### Available data
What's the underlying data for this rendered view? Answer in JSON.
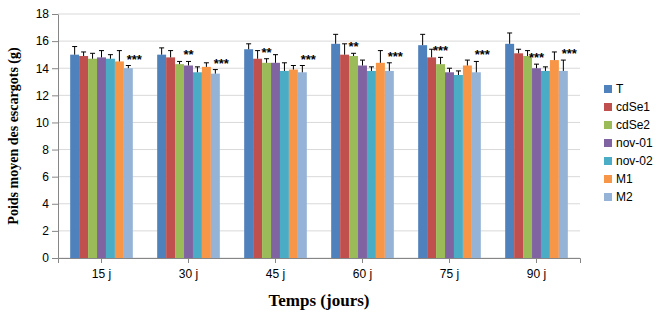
{
  "chart_data": {
    "type": "bar",
    "x_label": "Temps (jours)",
    "y_label": "Poids moyen des escargots (g)",
    "categories": [
      "15 j",
      "30 j",
      "45 j",
      "60 j",
      "75 j",
      "90 j"
    ],
    "ylim": [
      0,
      18
    ],
    "yticks": [
      0,
      2,
      4,
      6,
      8,
      10,
      12,
      14,
      16,
      18
    ],
    "grid": true,
    "legend": "right",
    "series": [
      {
        "name": "T",
        "color": "#4f81bd",
        "values": [
          15.0,
          15.0,
          15.4,
          15.8,
          15.7,
          15.8
        ],
        "errors": [
          0.6,
          0.5,
          0.4,
          0.7,
          0.8,
          0.8
        ],
        "significance": [
          null,
          null,
          null,
          null,
          null,
          null
        ]
      },
      {
        "name": "cdSe1",
        "color": "#c0504d",
        "values": [
          14.9,
          14.8,
          14.7,
          15.0,
          14.8,
          15.1
        ],
        "errors": [
          0.3,
          0.5,
          0.6,
          0.8,
          0.6,
          0.3
        ],
        "significance": [
          null,
          null,
          null,
          null,
          null,
          null
        ]
      },
      {
        "name": "cdSe2",
        "color": "#9bbb59",
        "values": [
          14.7,
          14.3,
          14.4,
          14.9,
          14.3,
          14.9
        ],
        "errors": [
          0.4,
          0.2,
          0.3,
          0.2,
          0.5,
          0.4
        ],
        "significance": [
          null,
          null,
          "**",
          "**",
          "***",
          null
        ]
      },
      {
        "name": "nov-01",
        "color": "#8064a2",
        "values": [
          14.8,
          14.2,
          14.4,
          14.2,
          13.7,
          14.0
        ],
        "errors": [
          0.5,
          0.3,
          0.6,
          0.4,
          0.3,
          0.3
        ],
        "significance": [
          null,
          "**",
          null,
          null,
          null,
          "***"
        ]
      },
      {
        "name": "nov-02",
        "color": "#4bacc6",
        "values": [
          14.7,
          13.7,
          13.8,
          13.8,
          13.5,
          13.8
        ],
        "errors": [
          0.3,
          0.4,
          0.6,
          0.3,
          0.3,
          0.3
        ],
        "significance": [
          null,
          null,
          null,
          null,
          null,
          null
        ]
      },
      {
        "name": "M1",
        "color": "#f79646",
        "values": [
          14.5,
          14.1,
          13.9,
          14.4,
          14.2,
          14.6
        ],
        "errors": [
          0.8,
          0.3,
          0.3,
          0.9,
          0.4,
          0.6
        ],
        "significance": [
          null,
          null,
          null,
          null,
          null,
          null
        ]
      },
      {
        "name": "M2",
        "color": "#95b3d7",
        "values": [
          14.0,
          13.6,
          13.7,
          13.8,
          13.7,
          13.8
        ],
        "errors": [
          0.2,
          0.3,
          0.5,
          0.6,
          0.8,
          0.8
        ],
        "significance": [
          "***",
          "***",
          "***",
          "***",
          "***",
          "***"
        ]
      }
    ]
  }
}
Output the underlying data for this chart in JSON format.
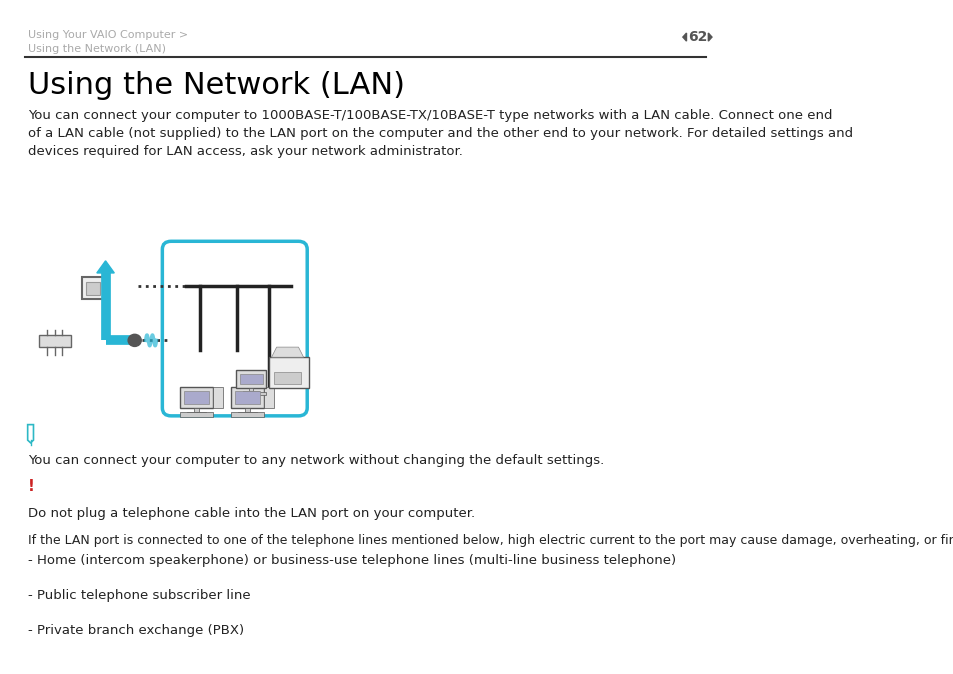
{
  "bg_color": "#ffffff",
  "header_text_line1": "Using Your VAIO Computer >",
  "header_text_line2": "Using the Network (LAN)",
  "header_text_color": "#aaaaaa",
  "page_number": "62",
  "page_number_color": "#555555",
  "separator_color": "#333333",
  "title": "Using the Network (LAN)",
  "title_fontsize": 22,
  "title_color": "#000000",
  "body_text": "You can connect your computer to 1000BASE-T/100BASE-TX/10BASE-T type networks with a LAN cable. Connect one end\nof a LAN cable (not supplied) to the LAN port on the computer and the other end to your network. For detailed settings and\ndevices required for LAN access, ask your network administrator.",
  "body_fontsize": 9.5,
  "body_color": "#222222",
  "note_icon_color": "#2db8c5",
  "note_text": "You can connect your computer to any network without changing the default settings.",
  "note_fontsize": 9.5,
  "warning_icon_color": "#cc2222",
  "warning_text_line1": "Do not plug a telephone cable into the LAN port on your computer.",
  "warning_text_line2": "If the LAN port is connected to one of the telephone lines mentioned below, high electric current to the port may cause damage, overheating, or fire.",
  "warning_fontsize": 9.5,
  "bullet_items": [
    "- Home (intercom speakerphone) or business-use telephone lines (multi-line business telephone)",
    "- Public telephone subscriber line",
    "- Private branch exchange (PBX)"
  ],
  "bullet_fontsize": 9.5,
  "box_border_color": "#29b6d5",
  "arrow_color": "#29b6d5",
  "dotted_line_color": "#333333"
}
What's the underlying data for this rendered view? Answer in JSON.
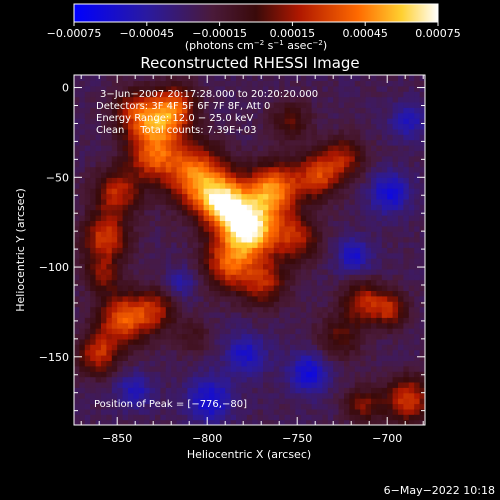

### Required work
Reproduce the full listing faithfully, but do not carry over any pictures.

### Exercise response
What's the underlying data for this rendered view? Answer in JSON.
{
  "chart_data": {
    "type": "bar",
    "x_label": "Temps (jours)",
    "y_label": "Poids moyen des escargots (g)",
    "categories": [
      "15 j",
      "30 j",
      "45 j",
      "60 j",
      "75 j",
      "90 j"
    ],
    "ylim": [
      0,
      18
    ],
    "yticks": [
      0,
      2,
      4,
      6,
      8,
      10,
      12,
      14,
      16,
      18
    ],
    "grid": true,
    "legend": "right",
    "series": [
      {
        "name": "T",
        "color": "#4f81bd",
        "values": [
          15.0,
          15.0,
          15.4,
          15.8,
          15.7,
          15.8
        ],
        "errors": [
          0.6,
          0.5,
          0.4,
          0.7,
          0.8,
          0.8
        ],
        "significance": [
          null,
          null,
          null,
          null,
          null,
          null
        ]
      },
      {
        "name": "cdSe1",
        "color": "#c0504d",
        "values": [
          14.9,
          14.8,
          14.7,
          15.0,
          14.8,
          15.1
        ],
        "errors": [
          0.3,
          0.5,
          0.6,
          0.8,
          0.6,
          0.3
        ],
        "significance": [
          null,
          null,
          null,
          null,
          null,
          null
        ]
      },
      {
        "name": "cdSe2",
        "color": "#9bbb59",
        "values": [
          14.7,
          14.3,
          14.4,
          14.9,
          14.3,
          14.9
        ],
        "errors": [
          0.4,
          0.2,
          0.3,
          0.2,
          0.5,
          0.4
        ],
        "significance": [
          null,
          null,
          "**",
          "**",
          "***",
          null
        ]
      },
      {
        "name": "nov-01",
        "color": "#8064a2",
        "values": [
          14.8,
          14.2,
          14.4,
          14.2,
          13.7,
          14.0
        ],
        "errors": [
          0.5,
          0.3,
          0.6,
          0.4,
          0.3,
          0.3
        ],
        "significance": [
          null,
          "**",
          null,
          null,
          null,
          "***"
        ]
      },
      {
        "name": "nov-02",
        "color": "#4bacc6",
        "values": [
          14.7,
          13.7,
          13.8,
          13.8,
          13.5,
          13.8
        ],
        "errors": [
          0.3,
          0.4,
          0.6,
          0.3,
          0.3,
          0.3
        ],
        "significance": [
          null,
          null,
          null,
          null,
          null,
          null
        ]
      },
      {
        "name": "M1",
        "color": "#f79646",
        "values": [
          14.5,
          14.1,
          13.9,
          14.4,
          14.2,
          14.6
        ],
        "errors": [
          0.8,
          0.3,
          0.3,
          0.9,
          0.4,
          0.6
        ],
        "significance": [
          null,
          null,
          null,
          null,
          null,
          null
        ]
      },
      {
        "name": "M2",
        "color": "#95b3d7",
        "values": [
          14.0,
          13.6,
          13.7,
          13.8,
          13.7,
          13.8
        ],
        "errors": [
          0.2,
          0.3,
          0.5,
          0.6,
          0.8,
          0.8
        ],
        "significance": [
          "***",
          "***",
          "***",
          "***",
          "***",
          "***"
        ]
      }
    ]
  }
}
Output the underlying data for this chart in JSON format.
{
  "bg_color": "#ffffff",
  "header_text_line1": "Using Your VAIO Computer >",
  "header_text_line2": "Using the Network (LAN)",
  "header_text_color": "#aaaaaa",
  "page_number": "62",
  "page_number_color": "#555555",
  "separator_color": "#333333",
  "title": "Using the Network (LAN)",
  "title_fontsize": 22,
  "title_color": "#000000",
  "body_text": "You can connect your computer to 1000BASE-T/100BASE-TX/10BASE-T type networks with a LAN cable. Connect one end\nof a LAN cable (not supplied) to the LAN port on the computer and the other end to your network. For detailed settings and\ndevices required for LAN access, ask your network administrator.",
  "body_fontsize": 9.5,
  "body_color": "#222222",
  "note_icon_color": "#2db8c5",
  "note_text": "You can connect your computer to any network without changing the default settings.",
  "note_fontsize": 9.5,
  "warning_icon_color": "#cc2222",
  "warning_text_line1": "Do not plug a telephone cable into the LAN port on your computer.",
  "warning_text_line2": "If the LAN port is connected to one of the telephone lines mentioned below, high electric current to the port may cause damage, overheating, or fire.",
  "warning_fontsize": 9.5,
  "bullet_items": [
    "- Home (intercom speakerphone) or business-use telephone lines (multi-line business telephone)",
    "- Public telephone subscriber line",
    "- Private branch exchange (PBX)"
  ],
  "bullet_fontsize": 9.5,
  "box_border_color": "#29b6d5",
  "arrow_color": "#29b6d5",
  "dotted_line_color": "#333333"
}
What's the underlying data for this rendered view? Answer in JSON.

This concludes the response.